Instructions for the task: Copy all of the material below exactly.

Records for this exercise:
◇ ◇ ◇ ◇ ◇ ◇ ◇
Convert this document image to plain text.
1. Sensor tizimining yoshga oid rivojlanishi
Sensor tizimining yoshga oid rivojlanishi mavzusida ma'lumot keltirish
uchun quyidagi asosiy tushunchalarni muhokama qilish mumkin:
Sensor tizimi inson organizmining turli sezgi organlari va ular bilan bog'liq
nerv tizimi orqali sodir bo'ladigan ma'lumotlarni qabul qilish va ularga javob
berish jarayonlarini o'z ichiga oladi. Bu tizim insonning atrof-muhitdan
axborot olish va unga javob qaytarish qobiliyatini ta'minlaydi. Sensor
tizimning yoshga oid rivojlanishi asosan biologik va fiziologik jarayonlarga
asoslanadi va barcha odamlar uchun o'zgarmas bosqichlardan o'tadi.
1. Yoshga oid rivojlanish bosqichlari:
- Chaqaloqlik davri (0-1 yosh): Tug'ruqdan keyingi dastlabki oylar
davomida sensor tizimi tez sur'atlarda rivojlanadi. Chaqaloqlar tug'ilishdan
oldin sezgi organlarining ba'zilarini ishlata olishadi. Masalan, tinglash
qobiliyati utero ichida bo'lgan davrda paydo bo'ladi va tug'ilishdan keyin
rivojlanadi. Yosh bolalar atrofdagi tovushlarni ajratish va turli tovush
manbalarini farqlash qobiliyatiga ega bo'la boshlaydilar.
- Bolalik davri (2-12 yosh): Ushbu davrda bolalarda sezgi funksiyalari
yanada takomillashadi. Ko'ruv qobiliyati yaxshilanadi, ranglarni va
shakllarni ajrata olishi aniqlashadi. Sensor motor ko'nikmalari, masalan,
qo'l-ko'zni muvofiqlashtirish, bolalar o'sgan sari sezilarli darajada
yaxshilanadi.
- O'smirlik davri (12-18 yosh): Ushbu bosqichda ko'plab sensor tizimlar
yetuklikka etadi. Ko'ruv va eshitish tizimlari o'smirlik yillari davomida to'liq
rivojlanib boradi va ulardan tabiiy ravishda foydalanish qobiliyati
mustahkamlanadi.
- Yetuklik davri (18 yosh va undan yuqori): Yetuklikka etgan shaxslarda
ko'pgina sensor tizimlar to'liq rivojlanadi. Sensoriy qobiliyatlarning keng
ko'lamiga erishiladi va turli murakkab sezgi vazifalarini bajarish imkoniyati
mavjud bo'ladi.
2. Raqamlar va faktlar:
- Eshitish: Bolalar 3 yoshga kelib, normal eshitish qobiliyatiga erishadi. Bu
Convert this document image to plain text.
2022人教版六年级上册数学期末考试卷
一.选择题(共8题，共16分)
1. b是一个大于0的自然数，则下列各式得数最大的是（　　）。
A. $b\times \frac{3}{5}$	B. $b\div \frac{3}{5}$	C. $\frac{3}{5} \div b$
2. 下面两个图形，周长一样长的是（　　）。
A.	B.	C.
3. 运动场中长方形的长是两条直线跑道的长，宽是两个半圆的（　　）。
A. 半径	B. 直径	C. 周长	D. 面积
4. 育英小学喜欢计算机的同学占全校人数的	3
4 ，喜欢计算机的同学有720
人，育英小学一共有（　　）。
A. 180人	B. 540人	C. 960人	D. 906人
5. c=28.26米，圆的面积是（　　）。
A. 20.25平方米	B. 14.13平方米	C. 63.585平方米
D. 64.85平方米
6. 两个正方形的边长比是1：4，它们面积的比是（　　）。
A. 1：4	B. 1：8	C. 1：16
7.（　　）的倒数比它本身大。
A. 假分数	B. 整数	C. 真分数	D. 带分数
◇ ◇ ◇ ◇ ◇ ◇ ◇
Complete response:
Convert this document image to plain text.
1. Sensor tizimining yoshga oid rivojlanishi
Sensor tizimining yoshga oid rivojlanishi mavzusida ma'lumot keltirish
uchun quyidagi asosiy tushunchalarni muhokama qilish mumkin:
Sensor tizimi inson organizmining turli sezgi organlari va ular bilan bog'liq
nerv tizimi orqali sodir bo'ladigan ma'lumotlarni qabul qilish va ularga javob
berish jarayonlarini o'z ichiga oladi. Bu tizim insonning atrof-muhitdan
axborot olish va unga javob qaytarish qobiliyatini ta'minlaydi. Sensor
tizimning yoshga oid rivojlanishi asosan biologik va fiziologik jarayonlarga
asoslanadi va barcha odamlar uchun o'zgarmas bosqichlardan o'tadi.
1. Yoshga oid rivojlanish bosqichlari:
- Chaqaloqlik davri (0-1 yosh): Tug'ruqdan keyingi dastlabki oylar
davomida sensor tizimi tez sur'atlarda rivojlanadi. Chaqaloqlar tug'ilishdan
oldin sezgi organlarining ba'zilarini ishlata olishadi. Masalan, tinglash
qobiliyati utero ichida bo'lgan davrda paydo bo'ladi va tug'ilishdan keyin
rivojlanadi. Yosh bolalar atrofdagi tovushlarni ajratish va turli tovush
manbalarini farqlash qobiliyatiga ega bo'la boshlaydilar.
- Bolalik davri (2-12 yosh): Ushbu davrda bolalarda sezgi funksiyalari
yanada takomillashadi. Ko'ruv qobiliyati yaxshilanadi, ranglarni va
shakllarni ajrata olishi aniqlashadi. Sensor motor ko'nikmalari, masalan,
qo'l-ko'zni muvofiqlashtirish, bolalar o'sgan sari sezilarli darajada
yaxshilanadi.
- O'smirlik davri (12-18 yosh): Ushbu bosqichda ko'plab sensor tizimlar
yetuklikka etadi. Ko'ruv va eshitish tizimlari o'smirlik yillari davomida to'liq
rivojlanib boradi va ulardan tabiiy ravishda foydalanish qobiliyati
mustahkamlanadi.
- Yetuklik davri (18 yosh va undan yuqori): Yetuklikka etgan shaxslarda
ko'pgina sensor tizimlar to'liq rivojlanadi. Sensoriy qobiliyatlarning keng
ko'lamiga erishiladi va turli murakkab sezgi vazifalarini bajarish imkoniyati
mavjud bo'ladi.
2. Raqamlar va faktlar:
- Eshitish: Bolalar 3 yoshga kelib, normal eshitish qobiliyatiga erishadi. Bu
Convert this document image to plain text.
2022人教版六年级上册数学期末考试卷
一.选择题(共8题，共16分)
1. b是一个大于0的自然数，则下列各式得数最大的是（　　）。
A. $b\times \frac{3}{5}$	B. $b\div \frac{3}{5}$	C. $\frac{3}{5} \div b$
2. 下面两个图形，周长一样长的是（　　）。
A.	B.	C.
3. 运动场中长方形的长是两条直线跑道的长，宽是两个半圆的（　　）。
A. 半径	B. 直径	C. 周长	D. 面积
4. 育英小学喜欢计算机的同学占全校人数的	3
4 ，喜欢计算机的同学有720
人，育英小学一共有（　　）。
A. 180人	B. 540人	C. 960人	D. 906人
5. c=28.26米，圆的面积是（　　）。
A. 20.25平方米	B. 14.13平方米	C. 63.585平方米
D. 64.85平方米
6. 两个正方形的边长比是1：4，它们面积的比是（　　）。
A. 1：4	B. 1：8	C. 1：16
7.（　　）的倒数比它本身大。
A. 假分数	B. 整数	C. 真分数	D. 带分数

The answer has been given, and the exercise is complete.